(Stored items)
»»

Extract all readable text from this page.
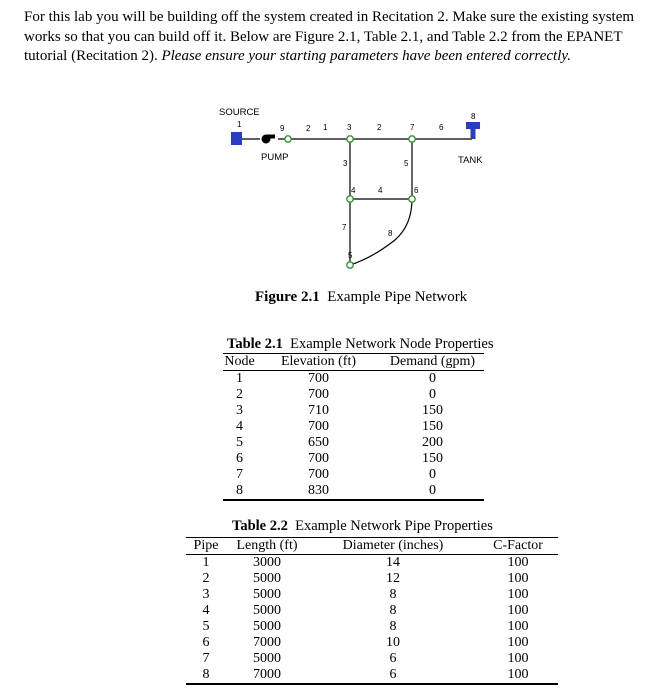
For this lab you will be building off the system created in Recitation 2. Make sure the existing system works so that you can build off it. Below are Figure 2.1, Table 2.1, and Table 2.2 from the EPANET tutorial (Recitation 2). Please ensure your starting parameters have been entered correctly.
SOURCE
PUMP	TANK
1	9	2 1 3	2	7	6
8
3	5
4	4	6
7
8
5
Figure 2.1 Example Pipe Network
Table 2.1 Example Network Node Properties
Node	Elevation (ft)	Demand (gpm)
1	700	0
2	700	0
3	710	150
4	700	150
5	650	200
6	700	150
7	700	0
8	830	0
Table 2.2 Example Network Pipe Properties
Pipe	Length (ft)	Diameter (inches)	C-Factor
1	3000	14	100
2	5000	12	100
3	5000	8	100
4	5000	8	100
5	5000	8	100
6	7000	10	100
7	5000	6	100
8	7000	6	100
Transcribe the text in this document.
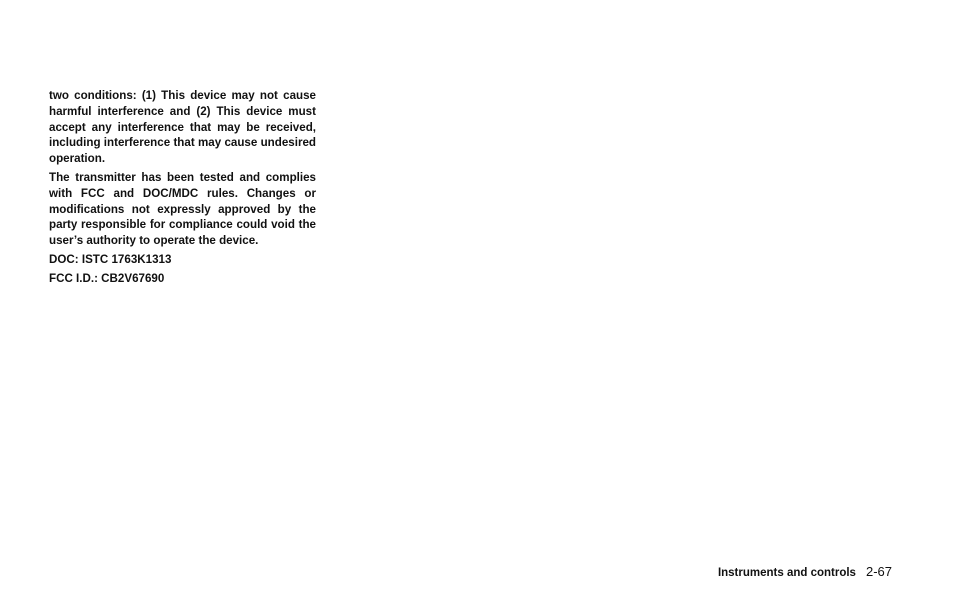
two conditions: (1) This device may not cause harmful interference and (2) This device must accept any interference that may be received, including interference that may cause undesired operation.

The transmitter has been tested and complies with FCC and DOC/MDC rules. Changes or modifications not expressly approved by the party responsible for compliance could void the user’s authority to operate the device.

DOC: ISTC 1763K1313

FCC I.D.: CB2V67690

Instruments and controls 2-67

««

- [TASK GOAL] Find out how many lines in the listing contain the string "Pipe". Give the number alone.

- [EXERCISE ANSWER] 3